The comparison of energy consumption between RDAT and SRDA.
4.3. The Analysis of Aggregating Accuracy
The accuracy of aggregation is an important performance index for data aggregation protocol. In this part, to evaluate the aggregating accuracy of the two protocols, we set the simulation time to 4000 seconds and 10% of the nodes are compromised nodes. Half of the compromised nodes perform the basic malicious behaviors during data aggregation, such as false sensing, selective forwarding, and false aggregation. The other half of the compromised nodes perform alternative attacks against the network. And the threshold for volatility index is set to 2. The simulation results are presented in Figure 8.
As shown in Figure 9, the growth rate of aggregating accuracy of SRDA was always higher than RDAT during the simulation. Theoretically, due to channel sharing character, data loss is inevitable in the transmission of wireless sensor network. The larger the amount of data traffic in the network, the higher the probability of data collisions, which lead to the loss of data [17]. The simulation results in the previous section proved that the amount of data traffic of RDAT is much higher than SRDA. That means, apart from the negative influences of the compromised nodes, the aggregating accuracy of SRDA should be higher than RDAT, which is fully confirmed by the simulation results in this section. Moreover, in SRDA, when the running time of 2500 s was reached, most of the compromised nodes were isolated from the network. Without the negative influences of compromised nodes, the aggregating accuracy of SRDA improved significantly and finally reached about 83.5%. On the other hand, the detection mechanisms of RDAT could not detect the compromised nodes that perform alternative attacks, and that slowed the growth rate of the aggregating accuracy of RDAT, which finally reached about 77.3%. The simulation results in this section presented the idea that the aggregating accuracy of SRDA is higher than RDAT.

The comparison of aggregating accuracy between RDAT and SRDA.

_Task set_.
• 1. Please rewrite the paragraph of the excerpt on SRDA and RDAT that begins "The accuracy of aggregation is an important performance index" as a short bulleted list of its simulation settings.
• 2. List the basic malicious behaviors during data aggregation that the excerpt on SRDA and RDAT names.
• 3. Carry on the excerpt on SRDA and RDAT from the point where it ends.

Items from a dataset:
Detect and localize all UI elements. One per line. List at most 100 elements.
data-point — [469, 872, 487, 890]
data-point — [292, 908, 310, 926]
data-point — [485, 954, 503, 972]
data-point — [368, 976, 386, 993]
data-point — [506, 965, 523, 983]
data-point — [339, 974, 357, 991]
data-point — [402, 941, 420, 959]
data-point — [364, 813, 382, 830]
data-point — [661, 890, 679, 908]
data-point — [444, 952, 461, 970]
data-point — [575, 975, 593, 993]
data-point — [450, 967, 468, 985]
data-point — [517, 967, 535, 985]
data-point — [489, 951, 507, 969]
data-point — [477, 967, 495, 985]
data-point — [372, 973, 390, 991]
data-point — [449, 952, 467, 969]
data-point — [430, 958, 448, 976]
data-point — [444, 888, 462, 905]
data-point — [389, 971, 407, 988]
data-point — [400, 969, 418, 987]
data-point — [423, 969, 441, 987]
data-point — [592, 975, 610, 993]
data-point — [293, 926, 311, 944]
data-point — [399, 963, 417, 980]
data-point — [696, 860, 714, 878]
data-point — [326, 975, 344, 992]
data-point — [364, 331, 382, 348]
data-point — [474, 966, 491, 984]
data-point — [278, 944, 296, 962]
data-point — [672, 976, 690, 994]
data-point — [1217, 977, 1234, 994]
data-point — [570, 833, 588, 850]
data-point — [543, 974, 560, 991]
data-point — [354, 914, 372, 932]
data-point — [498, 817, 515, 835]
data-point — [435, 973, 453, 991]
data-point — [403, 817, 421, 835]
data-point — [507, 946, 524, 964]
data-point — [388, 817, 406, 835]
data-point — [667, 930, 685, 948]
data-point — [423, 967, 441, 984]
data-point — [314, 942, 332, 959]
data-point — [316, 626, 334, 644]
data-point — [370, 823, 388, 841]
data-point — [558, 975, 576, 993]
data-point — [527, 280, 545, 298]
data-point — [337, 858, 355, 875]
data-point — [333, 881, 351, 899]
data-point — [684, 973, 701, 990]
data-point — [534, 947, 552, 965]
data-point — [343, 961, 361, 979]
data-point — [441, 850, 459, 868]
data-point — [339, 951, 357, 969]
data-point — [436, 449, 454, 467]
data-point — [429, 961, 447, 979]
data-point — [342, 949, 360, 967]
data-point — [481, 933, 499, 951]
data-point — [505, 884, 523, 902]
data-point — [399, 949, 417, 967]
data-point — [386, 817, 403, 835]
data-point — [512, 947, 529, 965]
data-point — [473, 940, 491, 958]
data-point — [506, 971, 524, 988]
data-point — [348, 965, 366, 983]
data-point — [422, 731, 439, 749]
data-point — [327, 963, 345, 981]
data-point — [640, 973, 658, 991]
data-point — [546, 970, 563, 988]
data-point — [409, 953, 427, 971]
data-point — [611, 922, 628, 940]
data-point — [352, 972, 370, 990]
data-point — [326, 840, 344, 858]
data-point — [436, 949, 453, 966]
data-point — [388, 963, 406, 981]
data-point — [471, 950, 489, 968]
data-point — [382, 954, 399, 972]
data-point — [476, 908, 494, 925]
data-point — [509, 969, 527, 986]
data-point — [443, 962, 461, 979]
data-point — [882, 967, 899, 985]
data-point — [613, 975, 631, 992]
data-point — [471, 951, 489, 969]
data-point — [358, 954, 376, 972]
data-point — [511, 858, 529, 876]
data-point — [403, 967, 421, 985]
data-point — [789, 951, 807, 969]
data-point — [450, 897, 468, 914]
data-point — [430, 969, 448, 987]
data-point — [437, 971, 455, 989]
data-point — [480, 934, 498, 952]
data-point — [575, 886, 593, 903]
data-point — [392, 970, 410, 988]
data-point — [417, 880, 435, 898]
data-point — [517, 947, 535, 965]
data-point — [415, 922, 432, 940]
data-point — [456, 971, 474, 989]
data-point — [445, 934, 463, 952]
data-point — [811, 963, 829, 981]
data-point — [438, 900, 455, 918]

_Task answers_.
• 1.
- Simulation time: 4000 seconds
- Compromised nodes: 10% of all nodes
- Half of the compromised nodes: basic malicious behaviors during data aggregation (false sensing, selective forwarding, false aggregation)
- Other half: alternative attacks against the network
- Volatility index threshold: 2

• 2.
- False sensing
- Selective forwarding
- False aggregation

• 3.
5. Conclusions
In this paper, we analyzed the existing reputation-based data aggregation protocols and proposed a new attack strategy, named alternative attack, which could evade the existing detection mechanisms to distort data aggregation results. To solve this problem, we presented a smart reputation-based secure data aggregation protocol, SRDA. The reputation system of SRDA can identify the behavioral characteristics of the compromised nodes by the use of characteristic indexes, such as volatility index and trend index. The simulation results illustrated that the proposed protocol SRDA can effectively detect the alternative attack with a lower level of energy consumption. Meanwhile, the lower communication overhead leads to the lower probability of data collision, which improved the accuracy of aggregation. Therefore, the proposed protocol SRDA achieved the design requirements that efficiently aggregate the target data while providing data accuracy and integrity. As the future research work, we will focus on identifying other kinds of malicious behaviors by the use of node behavioral characteristics indexes and improve the detection mechanisms for secure data aggregation.
Footnotes
Conflict of Interests
The authors declare that there is no conflict of interests regarding the publication of this paper.
Acknowledgments
This research is supported by National Natural Science Foundation under Grant 61371071, Beijing Natural Science Foundation under Grant 4132057, Beijing Science and Technology Program under Grant Z121100007612003, and Academic Discipline and Postgraduate Education Project of Beijing Municipal Commission of Education.